● WHAT IS BEING ASKED: Leave out the pictures and print precisely the lines from the line with "Serialize everything readable" to the final line of the entries, both ends included.

(Extracted records)
>> BEGIN
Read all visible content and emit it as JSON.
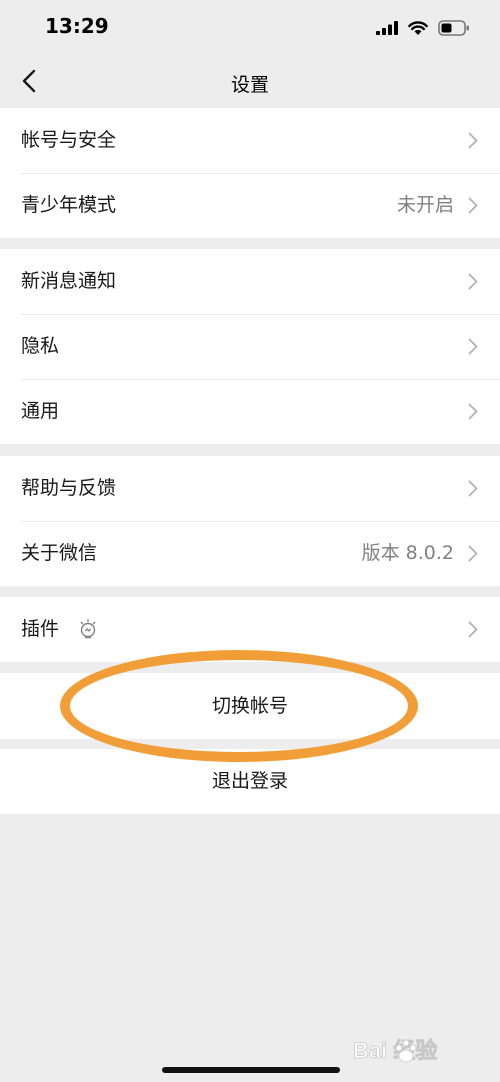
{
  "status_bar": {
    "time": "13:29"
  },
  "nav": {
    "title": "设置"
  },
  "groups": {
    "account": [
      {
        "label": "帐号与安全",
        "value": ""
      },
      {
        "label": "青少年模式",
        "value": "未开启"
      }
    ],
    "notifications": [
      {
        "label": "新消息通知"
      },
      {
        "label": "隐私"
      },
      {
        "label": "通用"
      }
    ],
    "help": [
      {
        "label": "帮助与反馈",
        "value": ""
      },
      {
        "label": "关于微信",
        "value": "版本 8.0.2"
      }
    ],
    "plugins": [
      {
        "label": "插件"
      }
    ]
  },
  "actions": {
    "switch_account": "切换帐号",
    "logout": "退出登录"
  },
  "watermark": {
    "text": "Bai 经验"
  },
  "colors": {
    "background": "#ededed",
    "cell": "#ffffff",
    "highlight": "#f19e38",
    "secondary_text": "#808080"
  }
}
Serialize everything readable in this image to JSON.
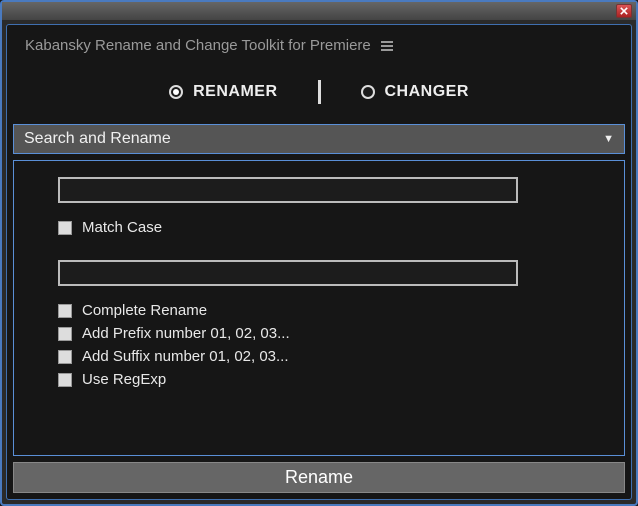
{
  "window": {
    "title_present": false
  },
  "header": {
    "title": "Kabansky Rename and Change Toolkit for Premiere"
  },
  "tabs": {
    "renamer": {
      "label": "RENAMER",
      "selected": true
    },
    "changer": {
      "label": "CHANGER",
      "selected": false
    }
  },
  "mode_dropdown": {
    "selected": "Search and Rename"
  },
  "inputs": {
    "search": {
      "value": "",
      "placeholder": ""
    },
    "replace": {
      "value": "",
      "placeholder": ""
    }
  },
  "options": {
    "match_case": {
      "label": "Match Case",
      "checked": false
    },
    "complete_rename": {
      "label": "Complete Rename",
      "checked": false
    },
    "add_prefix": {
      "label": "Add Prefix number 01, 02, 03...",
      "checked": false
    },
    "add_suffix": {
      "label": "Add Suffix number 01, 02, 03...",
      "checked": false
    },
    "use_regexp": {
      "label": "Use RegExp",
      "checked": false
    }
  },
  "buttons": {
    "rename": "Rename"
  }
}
>> END
● TASK OUTPUT:
Serialize everything readable in this image to JSON.
{
  "window": {
    "title_present": false
  },
  "header": {
    "title": "Kabansky Rename and Change Toolkit for Premiere"
  },
  "tabs": {
    "renamer": {
      "label": "RENAMER",
      "selected": true
    },
    "changer": {
      "label": "CHANGER",
      "selected": false
    }
  },
  "mode_dropdown": {
    "selected": "Search and Rename"
  },
  "inputs": {
    "search": {
      "value": "",
      "placeholder": ""
    },
    "replace": {
      "value": "",
      "placeholder": ""
    }
  },
  "options": {
    "match_case": {
      "label": "Match Case",
      "checked": false
    },
    "complete_rename": {
      "label": "Complete Rename",
      "checked": false
    },
    "add_prefix": {
      "label": "Add Prefix number 01, 02, 03...",
      "checked": false
    },
    "add_suffix": {
      "label": "Add Suffix number 01, 02, 03...",
      "checked": false
    },
    "use_regexp": {
      "label": "Use RegExp",
      "checked": false
    }
  },
  "buttons": {
    "rename": "Rename"
  }
}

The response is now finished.